# [MATERIAL TO PROCESS]
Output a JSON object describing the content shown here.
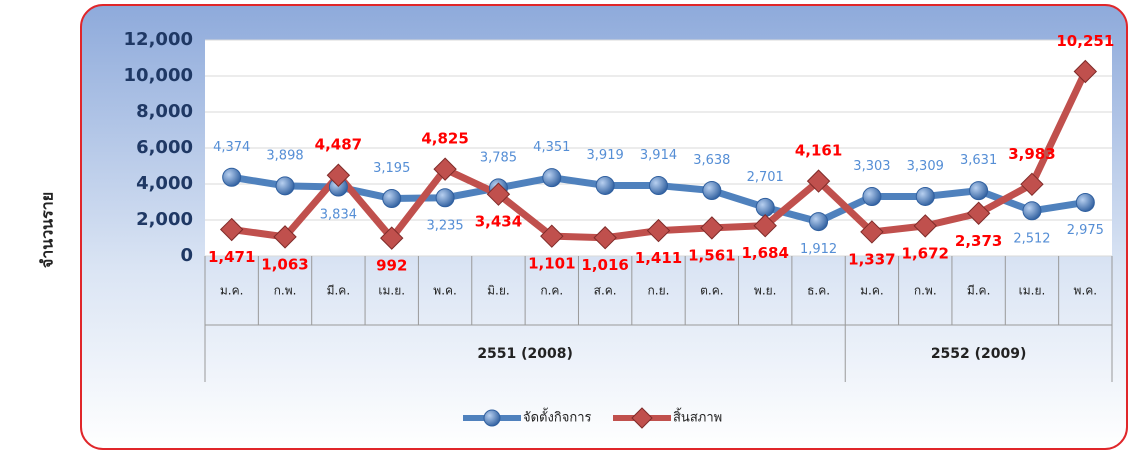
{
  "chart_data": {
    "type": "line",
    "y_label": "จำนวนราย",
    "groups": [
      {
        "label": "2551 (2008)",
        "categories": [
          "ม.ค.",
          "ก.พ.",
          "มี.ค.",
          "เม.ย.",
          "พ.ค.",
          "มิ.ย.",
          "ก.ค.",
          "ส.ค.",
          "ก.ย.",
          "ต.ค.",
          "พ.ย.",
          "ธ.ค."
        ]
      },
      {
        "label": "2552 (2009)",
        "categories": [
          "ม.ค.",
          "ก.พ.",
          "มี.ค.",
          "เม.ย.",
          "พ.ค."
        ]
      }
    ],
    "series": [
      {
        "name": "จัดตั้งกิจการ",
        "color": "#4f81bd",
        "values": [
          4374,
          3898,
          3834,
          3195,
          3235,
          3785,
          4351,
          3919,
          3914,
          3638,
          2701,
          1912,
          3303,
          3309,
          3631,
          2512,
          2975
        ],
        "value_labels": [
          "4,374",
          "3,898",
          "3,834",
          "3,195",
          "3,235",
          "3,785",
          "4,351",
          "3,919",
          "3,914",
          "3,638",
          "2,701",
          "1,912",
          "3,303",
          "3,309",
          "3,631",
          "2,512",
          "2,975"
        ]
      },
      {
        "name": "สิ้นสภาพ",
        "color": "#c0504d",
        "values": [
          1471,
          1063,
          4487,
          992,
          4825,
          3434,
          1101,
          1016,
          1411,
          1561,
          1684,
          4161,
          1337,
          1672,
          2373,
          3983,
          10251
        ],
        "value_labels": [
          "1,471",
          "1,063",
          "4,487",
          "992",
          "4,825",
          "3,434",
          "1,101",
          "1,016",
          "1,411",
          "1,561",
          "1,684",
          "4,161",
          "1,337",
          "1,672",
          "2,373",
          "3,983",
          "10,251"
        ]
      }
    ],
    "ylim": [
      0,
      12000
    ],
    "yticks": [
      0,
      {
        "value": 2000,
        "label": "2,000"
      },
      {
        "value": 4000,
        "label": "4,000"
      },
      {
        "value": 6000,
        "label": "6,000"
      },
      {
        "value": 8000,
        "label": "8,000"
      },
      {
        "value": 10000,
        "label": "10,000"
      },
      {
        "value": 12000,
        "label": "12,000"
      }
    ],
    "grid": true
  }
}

# [PROBLEM DETAILS]
Pictures in the records above are left out; print everything else exactly as written.

# [COMPLETE OUTPUT]
Output a JSON object describing the content shown here.
{
  "chart_data": {
    "type": "line",
    "y_label": "จำนวนราย",
    "groups": [
      {
        "label": "2551 (2008)",
        "categories": [
          "ม.ค.",
          "ก.พ.",
          "มี.ค.",
          "เม.ย.",
          "พ.ค.",
          "มิ.ย.",
          "ก.ค.",
          "ส.ค.",
          "ก.ย.",
          "ต.ค.",
          "พ.ย.",
          "ธ.ค."
        ]
      },
      {
        "label": "2552 (2009)",
        "categories": [
          "ม.ค.",
          "ก.พ.",
          "มี.ค.",
          "เม.ย.",
          "พ.ค."
        ]
      }
    ],
    "series": [
      {
        "name": "จัดตั้งกิจการ",
        "color": "#4f81bd",
        "values": [
          4374,
          3898,
          3834,
          3195,
          3235,
          3785,
          4351,
          3919,
          3914,
          3638,
          2701,
          1912,
          3303,
          3309,
          3631,
          2512,
          2975
        ],
        "value_labels": [
          "4,374",
          "3,898",
          "3,834",
          "3,195",
          "3,235",
          "3,785",
          "4,351",
          "3,919",
          "3,914",
          "3,638",
          "2,701",
          "1,912",
          "3,303",
          "3,309",
          "3,631",
          "2,512",
          "2,975"
        ]
      },
      {
        "name": "สิ้นสภาพ",
        "color": "#c0504d",
        "values": [
          1471,
          1063,
          4487,
          992,
          4825,
          3434,
          1101,
          1016,
          1411,
          1561,
          1684,
          4161,
          1337,
          1672,
          2373,
          3983,
          10251
        ],
        "value_labels": [
          "1,471",
          "1,063",
          "4,487",
          "992",
          "4,825",
          "3,434",
          "1,101",
          "1,016",
          "1,411",
          "1,561",
          "1,684",
          "4,161",
          "1,337",
          "1,672",
          "2,373",
          "3,983",
          "10,251"
        ]
      }
    ],
    "ylim": [
      0,
      12000
    ],
    "yticks": [
      0,
      {
        "value": 2000,
        "label": "2,000"
      },
      {
        "value": 4000,
        "label": "4,000"
      },
      {
        "value": 6000,
        "label": "6,000"
      },
      {
        "value": 8000,
        "label": "8,000"
      },
      {
        "value": 10000,
        "label": "10,000"
      },
      {
        "value": 12000,
        "label": "12,000"
      }
    ],
    "grid": true
  }
}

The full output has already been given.